#### [Information shown]
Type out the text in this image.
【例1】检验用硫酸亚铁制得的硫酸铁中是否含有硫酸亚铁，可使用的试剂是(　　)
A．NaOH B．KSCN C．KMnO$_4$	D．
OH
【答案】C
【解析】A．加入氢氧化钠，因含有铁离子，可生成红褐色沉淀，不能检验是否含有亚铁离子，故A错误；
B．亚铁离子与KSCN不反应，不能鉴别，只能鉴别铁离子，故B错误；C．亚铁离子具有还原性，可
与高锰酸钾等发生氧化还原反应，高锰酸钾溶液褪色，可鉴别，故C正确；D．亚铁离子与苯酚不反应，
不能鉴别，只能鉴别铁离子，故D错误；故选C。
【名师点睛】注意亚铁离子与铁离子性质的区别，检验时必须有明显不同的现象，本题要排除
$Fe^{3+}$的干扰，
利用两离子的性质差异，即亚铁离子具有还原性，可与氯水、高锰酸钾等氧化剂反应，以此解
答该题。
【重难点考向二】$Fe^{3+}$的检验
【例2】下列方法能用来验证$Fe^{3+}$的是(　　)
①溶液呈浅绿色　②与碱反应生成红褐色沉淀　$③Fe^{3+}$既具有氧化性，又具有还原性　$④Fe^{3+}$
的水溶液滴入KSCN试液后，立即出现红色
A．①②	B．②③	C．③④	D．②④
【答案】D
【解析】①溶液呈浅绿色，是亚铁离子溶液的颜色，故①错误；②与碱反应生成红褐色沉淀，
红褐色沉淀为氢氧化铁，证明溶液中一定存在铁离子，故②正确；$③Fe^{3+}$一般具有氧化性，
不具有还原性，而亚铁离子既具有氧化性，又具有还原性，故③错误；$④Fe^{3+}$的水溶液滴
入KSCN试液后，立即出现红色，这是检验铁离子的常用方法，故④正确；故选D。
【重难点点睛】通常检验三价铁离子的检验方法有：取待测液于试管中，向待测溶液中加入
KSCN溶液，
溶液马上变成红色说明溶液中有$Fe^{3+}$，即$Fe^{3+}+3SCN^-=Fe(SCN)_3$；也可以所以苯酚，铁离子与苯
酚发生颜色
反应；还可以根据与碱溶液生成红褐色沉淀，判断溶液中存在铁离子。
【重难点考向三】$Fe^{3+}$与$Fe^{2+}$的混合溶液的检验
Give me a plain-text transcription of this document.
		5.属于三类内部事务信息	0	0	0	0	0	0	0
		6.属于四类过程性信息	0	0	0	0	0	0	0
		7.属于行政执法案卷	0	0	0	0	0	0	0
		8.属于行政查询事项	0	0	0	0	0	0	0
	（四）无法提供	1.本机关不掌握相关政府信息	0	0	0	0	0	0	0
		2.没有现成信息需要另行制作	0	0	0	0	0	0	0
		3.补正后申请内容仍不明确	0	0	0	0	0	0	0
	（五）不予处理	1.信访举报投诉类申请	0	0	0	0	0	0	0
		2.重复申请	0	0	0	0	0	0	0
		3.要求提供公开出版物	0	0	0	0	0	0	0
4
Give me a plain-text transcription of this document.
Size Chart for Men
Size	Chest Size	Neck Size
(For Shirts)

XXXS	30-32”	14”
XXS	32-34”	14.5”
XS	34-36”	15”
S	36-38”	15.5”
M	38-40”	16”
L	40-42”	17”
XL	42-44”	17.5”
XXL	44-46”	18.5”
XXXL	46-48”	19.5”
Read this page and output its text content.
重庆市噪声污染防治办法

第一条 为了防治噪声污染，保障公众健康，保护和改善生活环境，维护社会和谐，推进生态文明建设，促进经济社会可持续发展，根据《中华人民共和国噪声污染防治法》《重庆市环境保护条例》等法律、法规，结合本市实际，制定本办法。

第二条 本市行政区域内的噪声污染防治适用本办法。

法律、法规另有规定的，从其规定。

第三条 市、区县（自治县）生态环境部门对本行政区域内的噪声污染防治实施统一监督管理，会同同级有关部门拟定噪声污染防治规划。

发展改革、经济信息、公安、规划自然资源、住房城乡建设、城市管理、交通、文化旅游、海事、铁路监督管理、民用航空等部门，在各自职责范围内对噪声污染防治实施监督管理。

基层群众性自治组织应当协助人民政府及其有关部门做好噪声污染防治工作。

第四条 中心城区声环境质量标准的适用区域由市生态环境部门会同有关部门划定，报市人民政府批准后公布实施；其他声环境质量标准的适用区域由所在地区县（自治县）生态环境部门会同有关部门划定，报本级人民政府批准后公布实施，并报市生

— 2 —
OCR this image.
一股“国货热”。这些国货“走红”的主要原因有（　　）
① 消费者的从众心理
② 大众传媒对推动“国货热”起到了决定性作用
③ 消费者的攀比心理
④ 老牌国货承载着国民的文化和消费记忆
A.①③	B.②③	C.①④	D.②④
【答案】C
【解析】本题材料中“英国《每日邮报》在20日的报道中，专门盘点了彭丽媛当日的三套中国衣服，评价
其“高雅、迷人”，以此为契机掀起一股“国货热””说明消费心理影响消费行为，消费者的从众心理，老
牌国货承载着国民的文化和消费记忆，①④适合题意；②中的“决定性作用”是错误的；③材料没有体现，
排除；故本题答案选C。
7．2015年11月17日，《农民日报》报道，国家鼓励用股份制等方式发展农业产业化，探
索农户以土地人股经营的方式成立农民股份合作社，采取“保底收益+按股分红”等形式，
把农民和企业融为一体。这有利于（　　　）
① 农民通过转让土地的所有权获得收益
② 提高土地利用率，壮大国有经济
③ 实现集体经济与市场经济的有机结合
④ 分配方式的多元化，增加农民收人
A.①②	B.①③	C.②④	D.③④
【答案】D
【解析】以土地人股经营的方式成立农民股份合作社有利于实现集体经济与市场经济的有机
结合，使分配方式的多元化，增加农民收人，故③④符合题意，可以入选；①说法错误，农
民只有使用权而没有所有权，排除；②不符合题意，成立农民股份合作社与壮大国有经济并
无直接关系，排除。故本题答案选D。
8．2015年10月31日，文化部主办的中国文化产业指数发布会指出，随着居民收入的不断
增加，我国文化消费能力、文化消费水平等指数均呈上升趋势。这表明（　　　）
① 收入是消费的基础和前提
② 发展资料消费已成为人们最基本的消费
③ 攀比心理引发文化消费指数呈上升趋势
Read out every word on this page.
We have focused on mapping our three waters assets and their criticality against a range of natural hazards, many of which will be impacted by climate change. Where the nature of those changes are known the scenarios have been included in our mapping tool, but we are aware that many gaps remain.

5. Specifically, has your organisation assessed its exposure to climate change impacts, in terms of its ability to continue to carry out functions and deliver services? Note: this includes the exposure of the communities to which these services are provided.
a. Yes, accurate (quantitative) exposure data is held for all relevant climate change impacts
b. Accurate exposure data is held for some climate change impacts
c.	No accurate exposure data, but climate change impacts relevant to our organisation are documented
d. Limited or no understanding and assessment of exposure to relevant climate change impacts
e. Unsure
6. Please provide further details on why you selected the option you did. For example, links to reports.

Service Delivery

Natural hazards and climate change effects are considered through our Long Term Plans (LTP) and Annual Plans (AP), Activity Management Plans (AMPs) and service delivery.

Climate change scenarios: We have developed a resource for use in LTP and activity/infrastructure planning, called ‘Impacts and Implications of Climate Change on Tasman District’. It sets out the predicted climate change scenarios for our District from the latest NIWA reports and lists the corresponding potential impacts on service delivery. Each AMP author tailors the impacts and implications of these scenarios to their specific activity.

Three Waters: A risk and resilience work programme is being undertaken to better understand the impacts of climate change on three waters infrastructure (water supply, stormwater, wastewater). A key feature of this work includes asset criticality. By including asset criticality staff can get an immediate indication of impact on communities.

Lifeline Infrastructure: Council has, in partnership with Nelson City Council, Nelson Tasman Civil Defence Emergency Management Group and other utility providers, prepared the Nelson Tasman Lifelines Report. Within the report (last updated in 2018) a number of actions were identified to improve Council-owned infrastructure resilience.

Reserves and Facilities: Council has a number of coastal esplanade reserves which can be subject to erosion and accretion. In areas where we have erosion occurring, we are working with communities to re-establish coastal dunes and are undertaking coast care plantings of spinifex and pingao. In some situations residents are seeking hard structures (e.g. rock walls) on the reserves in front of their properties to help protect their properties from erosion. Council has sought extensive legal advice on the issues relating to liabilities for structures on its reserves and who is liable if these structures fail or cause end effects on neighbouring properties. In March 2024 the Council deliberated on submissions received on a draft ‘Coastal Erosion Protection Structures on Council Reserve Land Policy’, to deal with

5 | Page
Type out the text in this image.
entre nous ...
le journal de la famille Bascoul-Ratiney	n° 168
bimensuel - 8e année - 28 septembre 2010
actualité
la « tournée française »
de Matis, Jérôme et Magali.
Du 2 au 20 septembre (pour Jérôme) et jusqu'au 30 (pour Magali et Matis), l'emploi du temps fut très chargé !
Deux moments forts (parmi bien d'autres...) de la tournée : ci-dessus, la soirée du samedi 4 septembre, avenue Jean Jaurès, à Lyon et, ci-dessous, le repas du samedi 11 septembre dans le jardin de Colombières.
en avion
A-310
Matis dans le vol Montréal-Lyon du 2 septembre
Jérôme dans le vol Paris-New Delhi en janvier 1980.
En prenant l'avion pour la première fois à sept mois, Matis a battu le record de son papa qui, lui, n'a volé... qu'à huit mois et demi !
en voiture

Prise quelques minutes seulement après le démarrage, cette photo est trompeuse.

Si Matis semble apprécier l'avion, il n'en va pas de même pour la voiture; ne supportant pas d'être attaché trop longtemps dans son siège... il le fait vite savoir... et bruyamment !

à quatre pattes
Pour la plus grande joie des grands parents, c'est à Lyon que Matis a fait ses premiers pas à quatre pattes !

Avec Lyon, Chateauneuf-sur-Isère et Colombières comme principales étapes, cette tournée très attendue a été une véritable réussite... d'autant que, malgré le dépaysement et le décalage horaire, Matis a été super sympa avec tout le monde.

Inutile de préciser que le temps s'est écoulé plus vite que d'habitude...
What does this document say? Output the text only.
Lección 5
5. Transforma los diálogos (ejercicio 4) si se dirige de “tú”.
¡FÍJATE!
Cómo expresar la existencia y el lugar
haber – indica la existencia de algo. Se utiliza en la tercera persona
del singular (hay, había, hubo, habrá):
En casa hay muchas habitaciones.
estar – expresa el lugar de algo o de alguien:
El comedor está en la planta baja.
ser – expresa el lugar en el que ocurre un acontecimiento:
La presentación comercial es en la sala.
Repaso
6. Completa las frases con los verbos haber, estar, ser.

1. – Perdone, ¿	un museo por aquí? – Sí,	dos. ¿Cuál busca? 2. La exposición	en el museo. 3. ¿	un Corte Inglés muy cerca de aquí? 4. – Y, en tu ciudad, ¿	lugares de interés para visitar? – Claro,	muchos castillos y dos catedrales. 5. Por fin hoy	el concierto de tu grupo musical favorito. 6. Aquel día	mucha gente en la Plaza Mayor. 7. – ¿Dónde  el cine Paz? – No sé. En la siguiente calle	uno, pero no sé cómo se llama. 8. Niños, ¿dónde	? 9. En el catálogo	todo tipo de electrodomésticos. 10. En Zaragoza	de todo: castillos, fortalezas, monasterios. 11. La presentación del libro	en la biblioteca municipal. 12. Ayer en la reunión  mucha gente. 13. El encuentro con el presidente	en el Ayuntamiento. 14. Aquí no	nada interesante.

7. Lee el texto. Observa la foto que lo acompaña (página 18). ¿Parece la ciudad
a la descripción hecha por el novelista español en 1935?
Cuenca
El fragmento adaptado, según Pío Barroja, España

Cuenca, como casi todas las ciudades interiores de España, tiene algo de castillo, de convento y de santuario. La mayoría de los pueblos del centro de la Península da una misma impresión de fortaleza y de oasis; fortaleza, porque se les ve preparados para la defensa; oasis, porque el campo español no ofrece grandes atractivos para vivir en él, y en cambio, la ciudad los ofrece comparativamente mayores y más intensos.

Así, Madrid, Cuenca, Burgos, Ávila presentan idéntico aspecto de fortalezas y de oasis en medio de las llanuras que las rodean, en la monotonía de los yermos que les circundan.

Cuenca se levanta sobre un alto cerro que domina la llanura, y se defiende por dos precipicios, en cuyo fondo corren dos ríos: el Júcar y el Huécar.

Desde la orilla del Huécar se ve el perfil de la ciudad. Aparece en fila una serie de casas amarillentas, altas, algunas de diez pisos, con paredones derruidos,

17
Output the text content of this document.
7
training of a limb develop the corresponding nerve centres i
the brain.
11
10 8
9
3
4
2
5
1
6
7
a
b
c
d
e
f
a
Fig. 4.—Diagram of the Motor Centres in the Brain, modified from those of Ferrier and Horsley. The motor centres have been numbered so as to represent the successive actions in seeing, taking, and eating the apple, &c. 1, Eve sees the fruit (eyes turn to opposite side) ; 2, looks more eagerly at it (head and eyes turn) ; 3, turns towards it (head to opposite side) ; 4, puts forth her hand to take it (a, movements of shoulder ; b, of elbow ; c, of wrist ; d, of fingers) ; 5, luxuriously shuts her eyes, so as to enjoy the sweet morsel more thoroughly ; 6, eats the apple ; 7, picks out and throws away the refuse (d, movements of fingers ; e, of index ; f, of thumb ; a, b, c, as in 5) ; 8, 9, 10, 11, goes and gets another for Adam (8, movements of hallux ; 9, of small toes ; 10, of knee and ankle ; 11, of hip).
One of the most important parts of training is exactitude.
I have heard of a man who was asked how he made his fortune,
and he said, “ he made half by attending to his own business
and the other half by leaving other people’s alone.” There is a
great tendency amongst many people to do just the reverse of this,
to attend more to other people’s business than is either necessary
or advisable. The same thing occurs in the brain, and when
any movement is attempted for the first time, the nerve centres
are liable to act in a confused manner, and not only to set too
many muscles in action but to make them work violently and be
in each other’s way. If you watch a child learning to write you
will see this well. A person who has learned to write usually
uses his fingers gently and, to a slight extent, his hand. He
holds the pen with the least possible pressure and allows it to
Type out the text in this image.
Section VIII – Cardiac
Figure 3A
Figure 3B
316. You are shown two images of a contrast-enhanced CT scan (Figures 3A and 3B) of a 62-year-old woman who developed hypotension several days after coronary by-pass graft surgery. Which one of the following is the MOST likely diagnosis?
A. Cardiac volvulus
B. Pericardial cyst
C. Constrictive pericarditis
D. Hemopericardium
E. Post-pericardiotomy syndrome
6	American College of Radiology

#### [Instruction]
From the data above, show each line that contains "many".

#### [Completed exercise]
We have focused on mapping our three waters assets and their criticality against a range of natural hazards, many of which will be impacted by climate change. Where the nature of those changes are known the scenarios have been included in our mapping tool, but we are aware that many gaps remain.
great tendency amongst many people to do just the reverse of this,
many muscles in action but to make them work violently and be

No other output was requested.